Source data -
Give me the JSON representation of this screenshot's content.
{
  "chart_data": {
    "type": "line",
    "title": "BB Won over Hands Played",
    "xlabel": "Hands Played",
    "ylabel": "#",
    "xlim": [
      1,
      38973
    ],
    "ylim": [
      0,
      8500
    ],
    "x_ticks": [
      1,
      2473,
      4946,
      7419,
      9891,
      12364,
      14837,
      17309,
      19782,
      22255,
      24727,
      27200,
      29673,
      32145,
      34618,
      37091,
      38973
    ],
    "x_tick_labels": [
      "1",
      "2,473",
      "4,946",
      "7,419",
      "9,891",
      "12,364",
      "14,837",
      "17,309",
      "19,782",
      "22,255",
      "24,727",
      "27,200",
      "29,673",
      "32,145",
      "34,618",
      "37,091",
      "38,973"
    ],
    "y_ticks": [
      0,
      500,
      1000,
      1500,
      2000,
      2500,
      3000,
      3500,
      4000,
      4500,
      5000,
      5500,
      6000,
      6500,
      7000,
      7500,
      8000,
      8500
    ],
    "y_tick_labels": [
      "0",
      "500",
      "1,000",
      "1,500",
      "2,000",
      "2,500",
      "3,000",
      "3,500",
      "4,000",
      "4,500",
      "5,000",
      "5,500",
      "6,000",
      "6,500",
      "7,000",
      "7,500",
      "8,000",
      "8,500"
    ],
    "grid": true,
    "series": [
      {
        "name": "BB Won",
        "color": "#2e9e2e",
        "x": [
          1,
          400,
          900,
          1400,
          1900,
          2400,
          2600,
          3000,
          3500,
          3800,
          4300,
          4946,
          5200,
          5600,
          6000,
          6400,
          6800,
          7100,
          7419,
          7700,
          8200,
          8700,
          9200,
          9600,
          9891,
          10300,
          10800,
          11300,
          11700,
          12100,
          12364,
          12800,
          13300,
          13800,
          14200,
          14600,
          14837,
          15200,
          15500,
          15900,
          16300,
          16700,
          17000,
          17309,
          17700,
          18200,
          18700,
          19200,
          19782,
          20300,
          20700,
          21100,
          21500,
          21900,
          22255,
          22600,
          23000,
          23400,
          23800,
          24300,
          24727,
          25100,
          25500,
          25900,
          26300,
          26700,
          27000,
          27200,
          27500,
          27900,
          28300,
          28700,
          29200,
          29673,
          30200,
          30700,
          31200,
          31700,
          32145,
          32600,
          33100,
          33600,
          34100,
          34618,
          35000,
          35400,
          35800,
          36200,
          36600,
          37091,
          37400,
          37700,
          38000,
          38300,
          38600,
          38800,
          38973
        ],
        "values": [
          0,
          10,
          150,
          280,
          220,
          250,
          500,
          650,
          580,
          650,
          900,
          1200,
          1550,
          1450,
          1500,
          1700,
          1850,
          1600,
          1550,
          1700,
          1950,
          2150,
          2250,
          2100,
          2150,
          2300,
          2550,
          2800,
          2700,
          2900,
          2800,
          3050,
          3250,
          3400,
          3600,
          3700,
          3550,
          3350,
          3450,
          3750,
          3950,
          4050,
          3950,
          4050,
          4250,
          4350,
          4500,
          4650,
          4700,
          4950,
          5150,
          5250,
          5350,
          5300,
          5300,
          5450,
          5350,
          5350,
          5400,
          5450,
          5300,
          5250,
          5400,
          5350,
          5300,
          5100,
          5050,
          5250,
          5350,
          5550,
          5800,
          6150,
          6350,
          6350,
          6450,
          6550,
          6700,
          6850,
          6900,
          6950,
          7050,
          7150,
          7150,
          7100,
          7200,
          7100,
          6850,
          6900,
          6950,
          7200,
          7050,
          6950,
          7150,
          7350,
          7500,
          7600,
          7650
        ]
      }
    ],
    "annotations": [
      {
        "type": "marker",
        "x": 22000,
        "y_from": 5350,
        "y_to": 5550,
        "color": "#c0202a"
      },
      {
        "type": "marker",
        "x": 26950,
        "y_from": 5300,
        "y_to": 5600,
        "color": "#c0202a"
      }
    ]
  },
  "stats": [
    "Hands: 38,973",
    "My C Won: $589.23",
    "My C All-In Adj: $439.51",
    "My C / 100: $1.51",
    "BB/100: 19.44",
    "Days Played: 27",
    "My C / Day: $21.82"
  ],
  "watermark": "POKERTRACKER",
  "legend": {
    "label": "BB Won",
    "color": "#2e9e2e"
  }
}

Directions for this task - The records above should be duplicated in full, exactly as given.

Problem solution -
Give me the JSON representation of this screenshot's content.
{
  "chart_data": {
    "type": "line",
    "title": "BB Won over Hands Played",
    "xlabel": "Hands Played",
    "ylabel": "#",
    "xlim": [
      1,
      38973
    ],
    "ylim": [
      0,
      8500
    ],
    "x_ticks": [
      1,
      2473,
      4946,
      7419,
      9891,
      12364,
      14837,
      17309,
      19782,
      22255,
      24727,
      27200,
      29673,
      32145,
      34618,
      37091,
      38973
    ],
    "x_tick_labels": [
      "1",
      "2,473",
      "4,946",
      "7,419",
      "9,891",
      "12,364",
      "14,837",
      "17,309",
      "19,782",
      "22,255",
      "24,727",
      "27,200",
      "29,673",
      "32,145",
      "34,618",
      "37,091",
      "38,973"
    ],
    "y_ticks": [
      0,
      500,
      1000,
      1500,
      2000,
      2500,
      3000,
      3500,
      4000,
      4500,
      5000,
      5500,
      6000,
      6500,
      7000,
      7500,
      8000,
      8500
    ],
    "y_tick_labels": [
      "0",
      "500",
      "1,000",
      "1,500",
      "2,000",
      "2,500",
      "3,000",
      "3,500",
      "4,000",
      "4,500",
      "5,000",
      "5,500",
      "6,000",
      "6,500",
      "7,000",
      "7,500",
      "8,000",
      "8,500"
    ],
    "grid": true,
    "series": [
      {
        "name": "BB Won",
        "color": "#2e9e2e",
        "x": [
          1,
          400,
          900,
          1400,
          1900,
          2400,
          2600,
          3000,
          3500,
          3800,
          4300,
          4946,
          5200,
          5600,
          6000,
          6400,
          6800,
          7100,
          7419,
          7700,
          8200,
          8700,
          9200,
          9600,
          9891,
          10300,
          10800,
          11300,
          11700,
          12100,
          12364,
          12800,
          13300,
          13800,
          14200,
          14600,
          14837,
          15200,
          15500,
          15900,
          16300,
          16700,
          17000,
          17309,
          17700,
          18200,
          18700,
          19200,
          19782,
          20300,
          20700,
          21100,
          21500,
          21900,
          22255,
          22600,
          23000,
          23400,
          23800,
          24300,
          24727,
          25100,
          25500,
          25900,
          26300,
          26700,
          27000,
          27200,
          27500,
          27900,
          28300,
          28700,
          29200,
          29673,
          30200,
          30700,
          31200,
          31700,
          32145,
          32600,
          33100,
          33600,
          34100,
          34618,
          35000,
          35400,
          35800,
          36200,
          36600,
          37091,
          37400,
          37700,
          38000,
          38300,
          38600,
          38800,
          38973
        ],
        "values": [
          0,
          10,
          150,
          280,
          220,
          250,
          500,
          650,
          580,
          650,
          900,
          1200,
          1550,
          1450,
          1500,
          1700,
          1850,
          1600,
          1550,
          1700,
          1950,
          2150,
          2250,
          2100,
          2150,
          2300,
          2550,
          2800,
          2700,
          2900,
          2800,
          3050,
          3250,
          3400,
          3600,
          3700,
          3550,
          3350,
          3450,
          3750,
          3950,
          4050,
          3950,
          4050,
          4250,
          4350,
          4500,
          4650,
          4700,
          4950,
          5150,
          5250,
          5350,
          5300,
          5300,
          5450,
          5350,
          5350,
          5400,
          5450,
          5300,
          5250,
          5400,
          5350,
          5300,
          5100,
          5050,
          5250,
          5350,
          5550,
          5800,
          6150,
          6350,
          6350,
          6450,
          6550,
          6700,
          6850,
          6900,
          6950,
          7050,
          7150,
          7150,
          7100,
          7200,
          7100,
          6850,
          6900,
          6950,
          7200,
          7050,
          6950,
          7150,
          7350,
          7500,
          7600,
          7650
        ]
      }
    ],
    "annotations": [
      {
        "type": "marker",
        "x": 22000,
        "y_from": 5350,
        "y_to": 5550,
        "color": "#c0202a"
      },
      {
        "type": "marker",
        "x": 26950,
        "y_from": 5300,
        "y_to": 5600,
        "color": "#c0202a"
      }
    ]
  },
  "stats": [
    "Hands: 38,973",
    "My C Won: $589.23",
    "My C All-In Adj: $439.51",
    "My C / 100: $1.51",
    "BB/100: 19.44",
    "Days Played: 27",
    "My C / Day: $21.82"
  ],
  "watermark": "POKERTRACKER",
  "legend": {
    "label": "BB Won",
    "color": "#2e9e2e"
  }
}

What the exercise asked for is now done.